Переведите на английский язык предложение из текста для чтения: «Личности актеров, музыка, мастерство оператора и режиссера наполнили фильм отсутствовавшей в тексте Борщаговского лирикой, пропитали рассказ нежностью, которую так искала главная героиня».

:: Текст для чтения ::
* * *
Однако, как опытный беллетрист, Борщаговский наполняет свой текст отсветами различных литературных произведений. Некоторые из этих знаков, кажется, остаются случайными элементами (нереализованная линия: Анна Григорьевна — Анна Каренина), некоторые становятся символическими — три тополя, например.

В фильме есть памятный эпизод, когда героиня испытывает моральное раздвоение между долгом перед мужем и внезапно вспыхнувшим любовным чувством. Эпизод этот так описан в рассказе: «До боли в затылке, до мгновенно онемевших пальцев захотелось ей сбежать вниз и сесть, не говоря ни слова, рядом с ним, и еще один раз проехать по темнеющей Москве, и снова въехать в ливень, и слушать шмелиное, добродушное гуденье его голоса. Ничего не сказать ему, пропеть на прощание свои готовые, пустяковые: „А-га! Жди-и! Выйду-у“ — и не выйти никогда больше, а теперь выйти и знать все, увезти это с собой, к воротам с двускатным козырьком, спрятать в лопухах, в подорожнике и иногда брать в руки, как берут теплых, слепых щенят. <…>

Она бросалась к двери, натыкаясь в сумерках на чемодан, трезвея от боли, и подолгу стояла у порога, щупая рукой холодный металл запоров и не решаясь выйти.

В эти минуты она не чувствовала постылой грузности своего тела, не была косолапой клухой, а была легкой, глазастой, молодой, и только в темноте прихожей, у запоров, к которым у нее не было ключей, чтобы вернуться обратно, Нюра тяжелела, потерянно вздыхала, вспоминая самое начало этого дня и все, что оставалось там, за ее плечами, чего не смахнешь рукой».

Столетием ранее эта же коллизия уже была описана русской классической литературой, в пьесе А. Н. Островского «Гроза»: «К а т е р и н а (одна, держа ключ в руках). Что она это делает-то? Что она только придумывает? Ах, сумасшедшая, право сумасшедшая! Вот погибель-то! Вот она! Бросить его, бросить далеко, в реку кинуть, чтоб не нашли никогда. Он руки-то жжет, точно уголь. (Подумав.) Вот так-то и гибнет наша сестра-то. В неволе-то кому весело! Мало ли что в голову-то придет. Вышел случай, другая и рада: так очертя голову и кинется. А как же это можно, не подумавши, не рассудивши-то! Долго ли в беду попасть! А там и плачься всю жизнь, мучайся; неволя-то еще горчее покажется. <…> Что я так испугалась! И ключ спрятала… Ну, уж, знать, там ему и быть! Видно, сама судьба того хочет! Да какой же в этом грех, если я взгляну на него раз, хоть издали-то! Да хоть и поговорю-то, так все не беда! А как же я мужу-то!.. Да ведь он сам не захотел. Да, может, такого и случая-то еще во всю жизнь не выйдет. Тогда и плачься на себя: был случай, да не умела пользоваться. Да что я говорю-то, что я себя обманываю? Мне хоть умереть, да увидеть его. Перед кем я притворяюсь-то!.. Бросить ключ! Нет, ни за что на свете! Он мой теперь… Будь что будет, а я Бориса увижу! Ах, кабы ночь поскорее!..»[1]

Удивительно не столько это схождение и использование образа-символа ключа, сколько развязка ситуации: то, что в беспросветном патриархальном мире разрешилось бунтом и обретением женской свободы, в советской литературе 1960-х годов было «усмирено» приматом воли над чувствами.[2]

«Три тополя на Шаболовке» — произведение своего времени, некоторая заданная беллетристичность этой книги очевидна. Но этот рассказ вдохновил на создание произведения другого вида искусства, и это превращение дало замечательный эффект. Личности актеров, музыка, мастерство оператора и режиссера наполнили фильм отсутствовавшей в тексте Борщаговского лирикой, пропитали рассказ нежностью, которую так искала главная героиня.
* * *
:: Строки данных ::
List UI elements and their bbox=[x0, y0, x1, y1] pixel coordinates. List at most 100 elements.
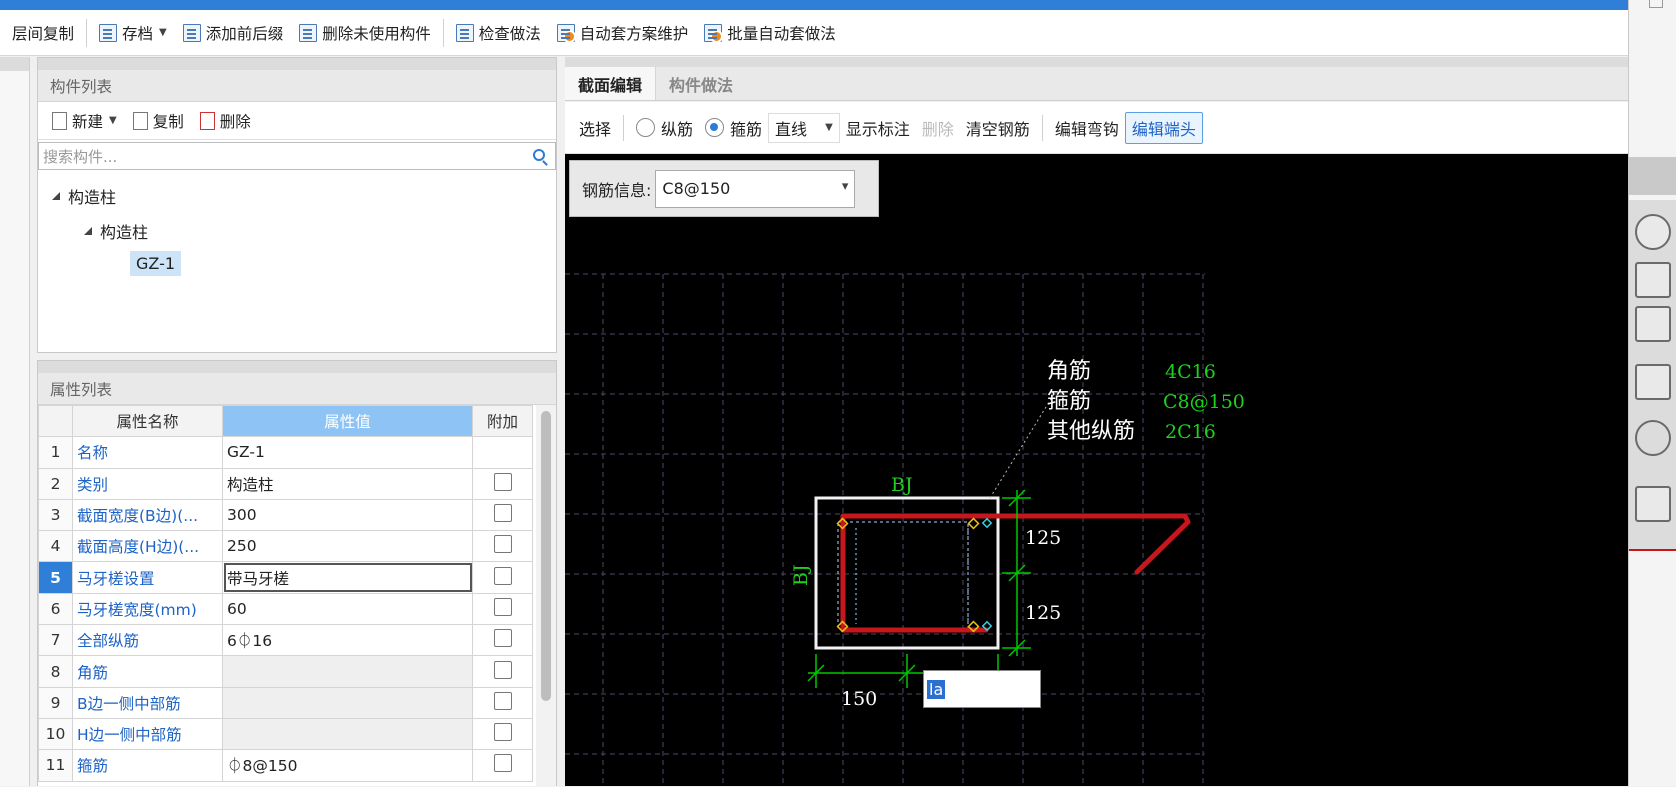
* * *
:: Выполненное задание ::
The personalities of the actors, the music, and the skill of the cinematographer and the director filled the film with a lyricism that had been absent from Borshchagovsky's text and imbued the story with the tenderness the main heroine had so longed for.